--- START ---

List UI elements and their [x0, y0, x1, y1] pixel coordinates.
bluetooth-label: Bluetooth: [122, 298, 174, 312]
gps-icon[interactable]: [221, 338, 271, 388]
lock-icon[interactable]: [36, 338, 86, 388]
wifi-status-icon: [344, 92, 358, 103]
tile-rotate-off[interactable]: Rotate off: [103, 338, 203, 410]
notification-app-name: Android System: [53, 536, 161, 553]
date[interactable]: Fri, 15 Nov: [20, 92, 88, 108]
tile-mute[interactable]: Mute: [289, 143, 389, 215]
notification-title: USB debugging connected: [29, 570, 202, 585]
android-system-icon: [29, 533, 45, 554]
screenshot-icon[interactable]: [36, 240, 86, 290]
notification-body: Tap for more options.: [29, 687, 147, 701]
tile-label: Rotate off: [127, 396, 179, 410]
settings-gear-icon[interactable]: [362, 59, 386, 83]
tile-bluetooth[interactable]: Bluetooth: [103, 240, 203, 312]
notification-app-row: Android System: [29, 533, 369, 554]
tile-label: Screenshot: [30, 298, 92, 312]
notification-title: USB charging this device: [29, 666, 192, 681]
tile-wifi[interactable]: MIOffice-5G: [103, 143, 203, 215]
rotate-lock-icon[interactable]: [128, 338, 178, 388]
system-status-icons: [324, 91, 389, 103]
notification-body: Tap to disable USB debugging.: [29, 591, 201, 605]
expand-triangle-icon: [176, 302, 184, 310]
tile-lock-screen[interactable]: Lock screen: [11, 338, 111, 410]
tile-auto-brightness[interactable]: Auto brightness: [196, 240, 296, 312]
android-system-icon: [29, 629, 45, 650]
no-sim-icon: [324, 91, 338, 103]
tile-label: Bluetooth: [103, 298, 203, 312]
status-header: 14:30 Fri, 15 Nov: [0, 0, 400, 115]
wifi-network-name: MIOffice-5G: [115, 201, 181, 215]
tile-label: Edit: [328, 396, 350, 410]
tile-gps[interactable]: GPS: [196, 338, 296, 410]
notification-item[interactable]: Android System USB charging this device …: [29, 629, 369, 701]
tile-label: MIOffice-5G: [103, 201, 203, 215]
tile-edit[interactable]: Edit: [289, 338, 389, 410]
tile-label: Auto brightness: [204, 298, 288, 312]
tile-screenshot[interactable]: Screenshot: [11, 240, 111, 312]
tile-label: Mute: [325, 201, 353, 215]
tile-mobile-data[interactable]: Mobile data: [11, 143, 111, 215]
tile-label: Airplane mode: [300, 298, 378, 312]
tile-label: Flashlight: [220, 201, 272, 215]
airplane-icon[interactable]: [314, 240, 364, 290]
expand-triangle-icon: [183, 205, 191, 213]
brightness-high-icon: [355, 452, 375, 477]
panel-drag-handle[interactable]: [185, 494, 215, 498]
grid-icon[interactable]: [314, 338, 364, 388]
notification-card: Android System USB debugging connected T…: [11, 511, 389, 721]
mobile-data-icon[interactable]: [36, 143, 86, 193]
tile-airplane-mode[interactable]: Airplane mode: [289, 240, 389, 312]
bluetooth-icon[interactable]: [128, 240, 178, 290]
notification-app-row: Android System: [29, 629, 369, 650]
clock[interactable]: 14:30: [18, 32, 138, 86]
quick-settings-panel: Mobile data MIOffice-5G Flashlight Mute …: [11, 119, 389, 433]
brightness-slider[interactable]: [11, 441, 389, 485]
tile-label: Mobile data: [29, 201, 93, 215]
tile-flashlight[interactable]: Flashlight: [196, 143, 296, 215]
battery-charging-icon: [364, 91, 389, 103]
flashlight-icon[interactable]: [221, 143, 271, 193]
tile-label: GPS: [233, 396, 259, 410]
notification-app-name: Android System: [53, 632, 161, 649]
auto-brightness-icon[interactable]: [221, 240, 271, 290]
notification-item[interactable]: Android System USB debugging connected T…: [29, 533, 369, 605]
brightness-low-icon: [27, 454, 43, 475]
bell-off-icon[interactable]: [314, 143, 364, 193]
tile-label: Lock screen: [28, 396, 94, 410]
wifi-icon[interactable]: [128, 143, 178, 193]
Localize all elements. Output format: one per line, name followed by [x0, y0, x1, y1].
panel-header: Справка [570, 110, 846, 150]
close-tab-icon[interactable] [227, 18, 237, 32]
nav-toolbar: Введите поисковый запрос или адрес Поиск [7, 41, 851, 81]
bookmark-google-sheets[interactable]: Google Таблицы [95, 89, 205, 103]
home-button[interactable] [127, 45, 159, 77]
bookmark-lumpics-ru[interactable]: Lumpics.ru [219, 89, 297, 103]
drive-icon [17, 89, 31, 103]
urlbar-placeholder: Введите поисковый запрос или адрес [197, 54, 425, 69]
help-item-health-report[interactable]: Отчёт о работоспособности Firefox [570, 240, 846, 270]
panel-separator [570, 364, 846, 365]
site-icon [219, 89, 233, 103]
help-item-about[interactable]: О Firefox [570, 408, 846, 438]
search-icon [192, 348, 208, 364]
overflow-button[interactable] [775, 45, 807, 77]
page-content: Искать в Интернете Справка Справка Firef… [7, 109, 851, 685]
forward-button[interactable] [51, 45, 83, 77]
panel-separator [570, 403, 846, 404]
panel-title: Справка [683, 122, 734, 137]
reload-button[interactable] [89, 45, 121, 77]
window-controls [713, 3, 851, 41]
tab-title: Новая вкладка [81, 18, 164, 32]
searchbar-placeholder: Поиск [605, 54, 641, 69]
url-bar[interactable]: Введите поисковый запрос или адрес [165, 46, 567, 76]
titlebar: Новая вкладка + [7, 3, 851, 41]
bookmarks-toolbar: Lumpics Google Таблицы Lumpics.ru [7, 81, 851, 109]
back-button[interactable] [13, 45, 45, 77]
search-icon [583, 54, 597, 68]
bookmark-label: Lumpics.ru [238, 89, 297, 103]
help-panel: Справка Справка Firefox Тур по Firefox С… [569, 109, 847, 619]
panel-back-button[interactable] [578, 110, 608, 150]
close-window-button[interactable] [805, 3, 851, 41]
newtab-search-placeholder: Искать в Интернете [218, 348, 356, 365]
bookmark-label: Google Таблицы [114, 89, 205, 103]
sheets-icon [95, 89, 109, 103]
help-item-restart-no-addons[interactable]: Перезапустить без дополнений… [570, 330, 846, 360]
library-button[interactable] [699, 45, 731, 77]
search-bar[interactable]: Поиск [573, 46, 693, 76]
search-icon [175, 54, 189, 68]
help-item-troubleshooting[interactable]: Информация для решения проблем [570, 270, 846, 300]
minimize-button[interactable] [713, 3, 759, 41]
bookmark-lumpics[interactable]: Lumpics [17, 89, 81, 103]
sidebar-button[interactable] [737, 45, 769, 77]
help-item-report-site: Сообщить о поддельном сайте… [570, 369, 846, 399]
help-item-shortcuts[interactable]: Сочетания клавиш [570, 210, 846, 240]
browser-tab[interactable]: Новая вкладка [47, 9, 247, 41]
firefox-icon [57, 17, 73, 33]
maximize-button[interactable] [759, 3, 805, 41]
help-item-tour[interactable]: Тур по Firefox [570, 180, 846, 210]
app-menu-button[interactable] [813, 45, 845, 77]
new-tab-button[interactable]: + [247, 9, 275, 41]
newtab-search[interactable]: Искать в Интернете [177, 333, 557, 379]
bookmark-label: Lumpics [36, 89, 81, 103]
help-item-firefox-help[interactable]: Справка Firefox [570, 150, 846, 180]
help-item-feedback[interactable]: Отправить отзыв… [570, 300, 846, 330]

--- END ---

Return every line of the material that contains the string "MIOffice".

tile-wifi[interactable]: MIOffice-5G: [103, 143, 203, 215]
wifi-network-name: MIOffice-5G: [115, 201, 181, 215]
tile-label: MIOffice-5G: [103, 201, 203, 215]
quick-settings-panel: Mobile data MIOffice-5G Flashlight Mute …: [11, 119, 389, 433]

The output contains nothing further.